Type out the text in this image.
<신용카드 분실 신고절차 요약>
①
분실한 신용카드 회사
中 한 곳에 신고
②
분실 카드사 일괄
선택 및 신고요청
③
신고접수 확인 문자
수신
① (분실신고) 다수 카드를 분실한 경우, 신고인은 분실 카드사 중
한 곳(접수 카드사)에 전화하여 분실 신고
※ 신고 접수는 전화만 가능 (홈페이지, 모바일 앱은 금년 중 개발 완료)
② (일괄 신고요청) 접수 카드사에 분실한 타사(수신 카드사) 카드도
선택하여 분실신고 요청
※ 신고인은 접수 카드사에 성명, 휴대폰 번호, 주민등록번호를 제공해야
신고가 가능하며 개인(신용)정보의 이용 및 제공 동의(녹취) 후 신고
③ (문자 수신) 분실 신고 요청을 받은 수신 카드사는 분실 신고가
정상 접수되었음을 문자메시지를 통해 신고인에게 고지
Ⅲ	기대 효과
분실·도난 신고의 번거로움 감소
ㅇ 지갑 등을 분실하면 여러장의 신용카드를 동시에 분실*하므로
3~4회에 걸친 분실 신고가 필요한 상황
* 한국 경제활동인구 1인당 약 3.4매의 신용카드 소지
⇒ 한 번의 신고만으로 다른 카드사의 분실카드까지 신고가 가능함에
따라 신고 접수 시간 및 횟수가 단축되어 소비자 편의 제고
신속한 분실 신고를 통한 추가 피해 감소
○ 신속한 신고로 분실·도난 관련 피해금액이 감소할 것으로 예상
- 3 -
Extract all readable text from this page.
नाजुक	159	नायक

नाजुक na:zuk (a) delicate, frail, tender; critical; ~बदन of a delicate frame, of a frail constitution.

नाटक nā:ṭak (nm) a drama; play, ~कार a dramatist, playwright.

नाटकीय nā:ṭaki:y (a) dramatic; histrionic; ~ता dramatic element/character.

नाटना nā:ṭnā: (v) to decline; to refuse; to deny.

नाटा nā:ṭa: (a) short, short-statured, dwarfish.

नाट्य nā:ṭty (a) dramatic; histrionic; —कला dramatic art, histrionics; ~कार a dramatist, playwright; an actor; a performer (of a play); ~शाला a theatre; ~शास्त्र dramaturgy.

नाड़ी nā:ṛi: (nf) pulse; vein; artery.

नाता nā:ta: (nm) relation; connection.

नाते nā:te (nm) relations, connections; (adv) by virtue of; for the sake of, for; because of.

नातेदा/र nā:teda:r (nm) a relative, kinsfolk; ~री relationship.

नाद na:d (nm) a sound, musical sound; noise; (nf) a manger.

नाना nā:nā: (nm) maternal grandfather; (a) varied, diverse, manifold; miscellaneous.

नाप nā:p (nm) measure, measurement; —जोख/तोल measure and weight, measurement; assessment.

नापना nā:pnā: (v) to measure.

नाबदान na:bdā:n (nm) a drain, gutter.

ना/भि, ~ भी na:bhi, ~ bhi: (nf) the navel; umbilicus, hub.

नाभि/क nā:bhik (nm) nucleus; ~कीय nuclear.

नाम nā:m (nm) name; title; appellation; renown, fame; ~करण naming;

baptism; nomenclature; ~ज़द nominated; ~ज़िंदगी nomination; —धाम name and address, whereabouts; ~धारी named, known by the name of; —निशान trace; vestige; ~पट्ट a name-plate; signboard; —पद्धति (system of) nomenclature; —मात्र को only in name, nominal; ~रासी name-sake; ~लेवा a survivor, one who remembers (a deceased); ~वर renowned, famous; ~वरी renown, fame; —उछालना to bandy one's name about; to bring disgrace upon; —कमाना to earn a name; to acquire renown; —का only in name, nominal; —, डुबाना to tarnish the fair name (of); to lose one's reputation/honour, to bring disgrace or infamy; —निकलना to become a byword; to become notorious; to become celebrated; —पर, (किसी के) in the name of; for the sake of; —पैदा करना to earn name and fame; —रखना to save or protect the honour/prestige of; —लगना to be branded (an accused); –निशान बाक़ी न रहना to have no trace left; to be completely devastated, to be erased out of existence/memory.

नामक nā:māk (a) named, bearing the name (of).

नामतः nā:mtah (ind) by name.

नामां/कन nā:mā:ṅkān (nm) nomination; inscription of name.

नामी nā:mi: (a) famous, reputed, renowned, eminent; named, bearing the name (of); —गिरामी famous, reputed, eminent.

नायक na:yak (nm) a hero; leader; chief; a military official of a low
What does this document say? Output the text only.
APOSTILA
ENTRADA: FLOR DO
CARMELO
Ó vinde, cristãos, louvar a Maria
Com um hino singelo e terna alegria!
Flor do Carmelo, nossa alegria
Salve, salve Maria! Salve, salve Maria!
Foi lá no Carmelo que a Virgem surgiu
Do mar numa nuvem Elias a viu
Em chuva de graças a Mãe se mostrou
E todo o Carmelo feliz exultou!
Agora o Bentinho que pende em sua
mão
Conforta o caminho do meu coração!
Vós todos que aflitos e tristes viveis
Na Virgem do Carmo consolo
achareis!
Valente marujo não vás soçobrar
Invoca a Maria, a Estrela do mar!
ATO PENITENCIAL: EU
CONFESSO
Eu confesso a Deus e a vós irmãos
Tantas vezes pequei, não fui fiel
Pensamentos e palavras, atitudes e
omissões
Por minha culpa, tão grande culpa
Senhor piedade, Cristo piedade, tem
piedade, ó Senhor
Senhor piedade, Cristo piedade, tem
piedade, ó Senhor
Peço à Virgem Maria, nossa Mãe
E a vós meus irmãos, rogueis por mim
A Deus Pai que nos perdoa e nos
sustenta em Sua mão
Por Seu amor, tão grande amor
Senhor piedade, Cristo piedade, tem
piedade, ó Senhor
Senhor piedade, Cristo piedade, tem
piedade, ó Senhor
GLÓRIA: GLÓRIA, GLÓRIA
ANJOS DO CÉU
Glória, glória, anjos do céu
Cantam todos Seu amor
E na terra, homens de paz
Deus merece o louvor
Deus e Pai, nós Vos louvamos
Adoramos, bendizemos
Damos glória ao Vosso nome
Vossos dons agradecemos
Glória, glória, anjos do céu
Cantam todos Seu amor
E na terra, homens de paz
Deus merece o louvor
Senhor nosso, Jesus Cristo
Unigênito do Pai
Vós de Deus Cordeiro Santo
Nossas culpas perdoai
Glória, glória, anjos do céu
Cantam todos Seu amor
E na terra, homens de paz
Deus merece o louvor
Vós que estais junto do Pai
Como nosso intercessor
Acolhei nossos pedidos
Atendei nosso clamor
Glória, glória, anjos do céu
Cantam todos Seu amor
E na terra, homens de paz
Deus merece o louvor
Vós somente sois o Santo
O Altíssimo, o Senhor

---

Written exercise: Every record should be given again exactly.

Written reply:
Type out the text in this image.
<신용카드 분실 신고절차 요약>
①
분실한 신용카드 회사
中 한 곳에 신고
②
분실 카드사 일괄
선택 및 신고요청
③
신고접수 확인 문자
수신
① (분실신고) 다수 카드를 분실한 경우, 신고인은 분실 카드사 중
한 곳(접수 카드사)에 전화하여 분실 신고
※ 신고 접수는 전화만 가능 (홈페이지, 모바일 앱은 금년 중 개발 완료)
② (일괄 신고요청) 접수 카드사에 분실한 타사(수신 카드사) 카드도
선택하여 분실신고 요청
※ 신고인은 접수 카드사에 성명, 휴대폰 번호, 주민등록번호를 제공해야
신고가 가능하며 개인(신용)정보의 이용 및 제공 동의(녹취) 후 신고
③ (문자 수신) 분실 신고 요청을 받은 수신 카드사는 분실 신고가
정상 접수되었음을 문자메시지를 통해 신고인에게 고지
Ⅲ	기대 효과
분실·도난 신고의 번거로움 감소
ㅇ 지갑 등을 분실하면 여러장의 신용카드를 동시에 분실*하므로
3~4회에 걸친 분실 신고가 필요한 상황
* 한국 경제활동인구 1인당 약 3.4매의 신용카드 소지
⇒ 한 번의 신고만으로 다른 카드사의 분실카드까지 신고가 가능함에
따라 신고 접수 시간 및 횟수가 단축되어 소비자 편의 제고
신속한 분실 신고를 통한 추가 피해 감소
○ 신속한 신고로 분실·도난 관련 피해금액이 감소할 것으로 예상
- 3 -
Extract all readable text from this page.
नाजुक	159	नायक

नाजुक na:zuk (a) delicate, frail, tender; critical; ~बदन of a delicate frame, of a frail constitution.

नाटक nā:ṭak (nm) a drama; play, ~कार a dramatist, playwright.

नाटकीय nā:ṭaki:y (a) dramatic; histrionic; ~ता dramatic element/character.

नाटना nā:ṭnā: (v) to decline; to refuse; to deny.

नाटा nā:ṭa: (a) short, short-statured, dwarfish.

नाट्य nā:ṭty (a) dramatic; histrionic; —कला dramatic art, histrionics; ~कार a dramatist, playwright; an actor; a performer (of a play); ~शाला a theatre; ~शास्त्र dramaturgy.

नाड़ी nā:ṛi: (nf) pulse; vein; artery.

नाता nā:ta: (nm) relation; connection.

नाते nā:te (nm) relations, connections; (adv) by virtue of; for the sake of, for; because of.

नातेदा/र nā:teda:r (nm) a relative, kinsfolk; ~री relationship.

नाद na:d (nm) a sound, musical sound; noise; (nf) a manger.

नाना nā:nā: (nm) maternal grandfather; (a) varied, diverse, manifold; miscellaneous.

नाप nā:p (nm) measure, measurement; —जोख/तोल measure and weight, measurement; assessment.

नापना nā:pnā: (v) to measure.

नाबदान na:bdā:n (nm) a drain, gutter.

ना/भि, ~ भी na:bhi, ~ bhi: (nf) the navel; umbilicus, hub.

नाभि/क nā:bhik (nm) nucleus; ~कीय nuclear.

नाम nā:m (nm) name; title; appellation; renown, fame; ~करण naming;

baptism; nomenclature; ~ज़द nominated; ~ज़िंदगी nomination; —धाम name and address, whereabouts; ~धारी named, known by the name of; —निशान trace; vestige; ~पट्ट a name-plate; signboard; —पद्धति (system of) nomenclature; —मात्र को only in name, nominal; ~रासी name-sake; ~लेवा a survivor, one who remembers (a deceased); ~वर renowned, famous; ~वरी renown, fame; —उछालना to bandy one's name about; to bring disgrace upon; —कमाना to earn a name; to acquire renown; —का only in name, nominal; —, डुबाना to tarnish the fair name (of); to lose one's reputation/honour, to bring disgrace or infamy; —निकलना to become a byword; to become notorious; to become celebrated; —पर, (किसी के) in the name of; for the sake of; —पैदा करना to earn name and fame; —रखना to save or protect the honour/prestige of; —लगना to be branded (an accused); –निशान बाक़ी न रहना to have no trace left; to be completely devastated, to be erased out of existence/memory.

नामक nā:māk (a) named, bearing the name (of).

नामतः nā:mtah (ind) by name.

नामां/कन nā:mā:ṅkān (nm) nomination; inscription of name.

नामी nā:mi: (a) famous, reputed, renowned, eminent; named, bearing the name (of); —गिरामी famous, reputed, eminent.

नायक na:yak (nm) a hero; leader; chief; a military official of a low
What does this document say? Output the text only.
APOSTILA
ENTRADA: FLOR DO
CARMELO
Ó vinde, cristãos, louvar a Maria
Com um hino singelo e terna alegria!
Flor do Carmelo, nossa alegria
Salve, salve Maria! Salve, salve Maria!
Foi lá no Carmelo que a Virgem surgiu
Do mar numa nuvem Elias a viu
Em chuva de graças a Mãe se mostrou
E todo o Carmelo feliz exultou!
Agora o Bentinho que pende em sua
mão
Conforta o caminho do meu coração!
Vós todos que aflitos e tristes viveis
Na Virgem do Carmo consolo
achareis!
Valente marujo não vás soçobrar
Invoca a Maria, a Estrela do mar!
ATO PENITENCIAL: EU
CONFESSO
Eu confesso a Deus e a vós irmãos
Tantas vezes pequei, não fui fiel
Pensamentos e palavras, atitudes e
omissões
Por minha culpa, tão grande culpa
Senhor piedade, Cristo piedade, tem
piedade, ó Senhor
Senhor piedade, Cristo piedade, tem
piedade, ó Senhor
Peço à Virgem Maria, nossa Mãe
E a vós meus irmãos, rogueis por mim
A Deus Pai que nos perdoa e nos
sustenta em Sua mão
Por Seu amor, tão grande amor
Senhor piedade, Cristo piedade, tem
piedade, ó Senhor
Senhor piedade, Cristo piedade, tem
piedade, ó Senhor
GLÓRIA: GLÓRIA, GLÓRIA
ANJOS DO CÉU
Glória, glória, anjos do céu
Cantam todos Seu amor
E na terra, homens de paz
Deus merece o louvor
Deus e Pai, nós Vos louvamos
Adoramos, bendizemos
Damos glória ao Vosso nome
Vossos dons agradecemos
Glória, glória, anjos do céu
Cantam todos Seu amor
E na terra, homens de paz
Deus merece o louvor
Senhor nosso, Jesus Cristo
Unigênito do Pai
Vós de Deus Cordeiro Santo
Nossas culpas perdoai
Glória, glória, anjos do céu
Cantam todos Seu amor
E na terra, homens de paz
Deus merece o louvor
Vós que estais junto do Pai
Como nosso intercessor
Acolhei nossos pedidos
Atendei nosso clamor
Glória, glória, anjos do céu
Cantam todos Seu amor
E na terra, homens de paz
Deus merece o louvor
Vós somente sois o Santo
O Altíssimo, o Senhor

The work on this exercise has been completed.